----- PROVIDED ENTRIES -----

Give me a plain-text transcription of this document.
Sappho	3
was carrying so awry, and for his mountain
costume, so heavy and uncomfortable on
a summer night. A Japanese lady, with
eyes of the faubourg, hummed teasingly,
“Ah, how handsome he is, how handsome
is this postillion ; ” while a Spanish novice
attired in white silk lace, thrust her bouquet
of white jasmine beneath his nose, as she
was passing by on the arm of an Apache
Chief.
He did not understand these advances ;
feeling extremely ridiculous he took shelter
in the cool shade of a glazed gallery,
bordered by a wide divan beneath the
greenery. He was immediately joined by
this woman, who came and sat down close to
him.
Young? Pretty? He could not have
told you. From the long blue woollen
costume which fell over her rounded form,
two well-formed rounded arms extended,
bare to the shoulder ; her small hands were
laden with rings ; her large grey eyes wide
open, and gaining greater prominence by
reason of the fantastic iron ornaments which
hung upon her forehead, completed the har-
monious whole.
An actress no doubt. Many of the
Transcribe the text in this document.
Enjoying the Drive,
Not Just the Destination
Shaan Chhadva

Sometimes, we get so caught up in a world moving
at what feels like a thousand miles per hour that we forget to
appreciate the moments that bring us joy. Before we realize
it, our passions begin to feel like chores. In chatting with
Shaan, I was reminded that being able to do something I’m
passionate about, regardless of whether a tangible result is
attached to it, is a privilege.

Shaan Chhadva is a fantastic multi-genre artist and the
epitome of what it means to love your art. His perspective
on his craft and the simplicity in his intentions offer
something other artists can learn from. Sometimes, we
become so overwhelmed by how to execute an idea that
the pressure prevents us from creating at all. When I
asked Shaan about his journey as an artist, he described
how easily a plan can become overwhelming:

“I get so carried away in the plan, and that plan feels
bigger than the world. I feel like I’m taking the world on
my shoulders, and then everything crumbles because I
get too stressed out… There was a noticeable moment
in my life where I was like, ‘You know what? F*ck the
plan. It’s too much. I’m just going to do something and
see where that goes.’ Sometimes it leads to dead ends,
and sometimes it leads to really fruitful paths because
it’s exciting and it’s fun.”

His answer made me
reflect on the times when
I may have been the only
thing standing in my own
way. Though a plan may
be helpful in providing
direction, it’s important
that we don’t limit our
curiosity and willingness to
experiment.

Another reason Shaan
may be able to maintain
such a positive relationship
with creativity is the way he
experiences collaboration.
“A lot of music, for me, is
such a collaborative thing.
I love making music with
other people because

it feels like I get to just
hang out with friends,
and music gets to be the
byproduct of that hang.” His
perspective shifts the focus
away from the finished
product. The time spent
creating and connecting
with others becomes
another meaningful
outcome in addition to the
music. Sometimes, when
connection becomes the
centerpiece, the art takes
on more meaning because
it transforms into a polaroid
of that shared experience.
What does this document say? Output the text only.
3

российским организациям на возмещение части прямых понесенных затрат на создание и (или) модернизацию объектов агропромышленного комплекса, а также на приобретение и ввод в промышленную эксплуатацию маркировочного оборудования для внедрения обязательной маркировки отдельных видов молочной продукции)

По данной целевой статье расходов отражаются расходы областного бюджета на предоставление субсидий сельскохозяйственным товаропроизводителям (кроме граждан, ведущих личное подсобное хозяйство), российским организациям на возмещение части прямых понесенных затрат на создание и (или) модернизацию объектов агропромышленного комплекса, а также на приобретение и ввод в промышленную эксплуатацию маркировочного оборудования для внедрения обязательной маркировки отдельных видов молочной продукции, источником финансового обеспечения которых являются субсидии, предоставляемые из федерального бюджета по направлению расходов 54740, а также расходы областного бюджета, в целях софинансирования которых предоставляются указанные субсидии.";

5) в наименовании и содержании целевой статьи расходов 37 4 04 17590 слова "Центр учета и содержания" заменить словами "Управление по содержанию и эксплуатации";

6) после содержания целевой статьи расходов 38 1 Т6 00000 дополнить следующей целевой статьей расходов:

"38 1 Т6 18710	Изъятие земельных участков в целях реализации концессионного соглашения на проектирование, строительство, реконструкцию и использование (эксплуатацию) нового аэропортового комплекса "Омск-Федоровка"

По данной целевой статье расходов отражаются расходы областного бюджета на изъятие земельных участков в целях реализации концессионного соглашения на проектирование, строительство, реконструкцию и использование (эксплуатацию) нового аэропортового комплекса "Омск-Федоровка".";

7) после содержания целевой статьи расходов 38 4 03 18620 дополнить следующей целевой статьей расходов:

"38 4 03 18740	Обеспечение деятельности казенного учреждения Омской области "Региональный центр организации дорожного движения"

-----

● **PROBLEM TO SOLVE**: Send back each record exactly as it stands.

● **CORRECT RESULT**:
Give me a plain-text transcription of this document.
Sappho	3
was carrying so awry, and for his mountain
costume, so heavy and uncomfortable on
a summer night. A Japanese lady, with
eyes of the faubourg, hummed teasingly,
“Ah, how handsome he is, how handsome
is this postillion ; ” while a Spanish novice
attired in white silk lace, thrust her bouquet
of white jasmine beneath his nose, as she
was passing by on the arm of an Apache
Chief.
He did not understand these advances ;
feeling extremely ridiculous he took shelter
in the cool shade of a glazed gallery,
bordered by a wide divan beneath the
greenery. He was immediately joined by
this woman, who came and sat down close to
him.
Young? Pretty? He could not have
told you. From the long blue woollen
costume which fell over her rounded form,
two well-formed rounded arms extended,
bare to the shoulder ; her small hands were
laden with rings ; her large grey eyes wide
open, and gaining greater prominence by
reason of the fantastic iron ornaments which
hung upon her forehead, completed the har-
monious whole.
An actress no doubt. Many of the
Transcribe the text in this document.
Enjoying the Drive,
Not Just the Destination
Shaan Chhadva

Sometimes, we get so caught up in a world moving
at what feels like a thousand miles per hour that we forget to
appreciate the moments that bring us joy. Before we realize
it, our passions begin to feel like chores. In chatting with
Shaan, I was reminded that being able to do something I’m
passionate about, regardless of whether a tangible result is
attached to it, is a privilege.

Shaan Chhadva is a fantastic multi-genre artist and the
epitome of what it means to love your art. His perspective
on his craft and the simplicity in his intentions offer
something other artists can learn from. Sometimes, we
become so overwhelmed by how to execute an idea that
the pressure prevents us from creating at all. When I
asked Shaan about his journey as an artist, he described
how easily a plan can become overwhelming:

“I get so carried away in the plan, and that plan feels
bigger than the world. I feel like I’m taking the world on
my shoulders, and then everything crumbles because I
get too stressed out… There was a noticeable moment
in my life where I was like, ‘You know what? F*ck the
plan. It’s too much. I’m just going to do something and
see where that goes.’ Sometimes it leads to dead ends,
and sometimes it leads to really fruitful paths because
it’s exciting and it’s fun.”

His answer made me
reflect on the times when
I may have been the only
thing standing in my own
way. Though a plan may
be helpful in providing
direction, it’s important
that we don’t limit our
curiosity and willingness to
experiment.

Another reason Shaan
may be able to maintain
such a positive relationship
with creativity is the way he
experiences collaboration.
“A lot of music, for me, is
such a collaborative thing.
I love making music with
other people because

it feels like I get to just
hang out with friends,
and music gets to be the
byproduct of that hang.” His
perspective shifts the focus
away from the finished
product. The time spent
creating and connecting
with others becomes
another meaningful
outcome in addition to the
music. Sometimes, when
connection becomes the
centerpiece, the art takes
on more meaning because
it transforms into a polaroid
of that shared experience.
What does this document say? Output the text only.
3

российским организациям на возмещение части прямых понесенных затрат на создание и (или) модернизацию объектов агропромышленного комплекса, а также на приобретение и ввод в промышленную эксплуатацию маркировочного оборудования для внедрения обязательной маркировки отдельных видов молочной продукции)

По данной целевой статье расходов отражаются расходы областного бюджета на предоставление субсидий сельскохозяйственным товаропроизводителям (кроме граждан, ведущих личное подсобное хозяйство), российским организациям на возмещение части прямых понесенных затрат на создание и (или) модернизацию объектов агропромышленного комплекса, а также на приобретение и ввод в промышленную эксплуатацию маркировочного оборудования для внедрения обязательной маркировки отдельных видов молочной продукции, источником финансового обеспечения которых являются субсидии, предоставляемые из федерального бюджета по направлению расходов 54740, а также расходы областного бюджета, в целях софинансирования которых предоставляются указанные субсидии.";

5) в наименовании и содержании целевой статьи расходов 37 4 04 17590 слова "Центр учета и содержания" заменить словами "Управление по содержанию и эксплуатации";

6) после содержания целевой статьи расходов 38 1 Т6 00000 дополнить следующей целевой статьей расходов:

"38 1 Т6 18710	Изъятие земельных участков в целях реализации концессионного соглашения на проектирование, строительство, реконструкцию и использование (эксплуатацию) нового аэропортового комплекса "Омск-Федоровка"

По данной целевой статье расходов отражаются расходы областного бюджета на изъятие земельных участков в целях реализации концессионного соглашения на проектирование, строительство, реконструкцию и использование (эксплуатацию) нового аэропортового комплекса "Омск-Федоровка".";

7) после содержания целевой статьи расходов 38 4 03 18620 дополнить следующей целевой статьей расходов:

"38 4 03 18740	Обеспечение деятельности казенного учреждения Омской области "Региональный центр организации дорожного движения"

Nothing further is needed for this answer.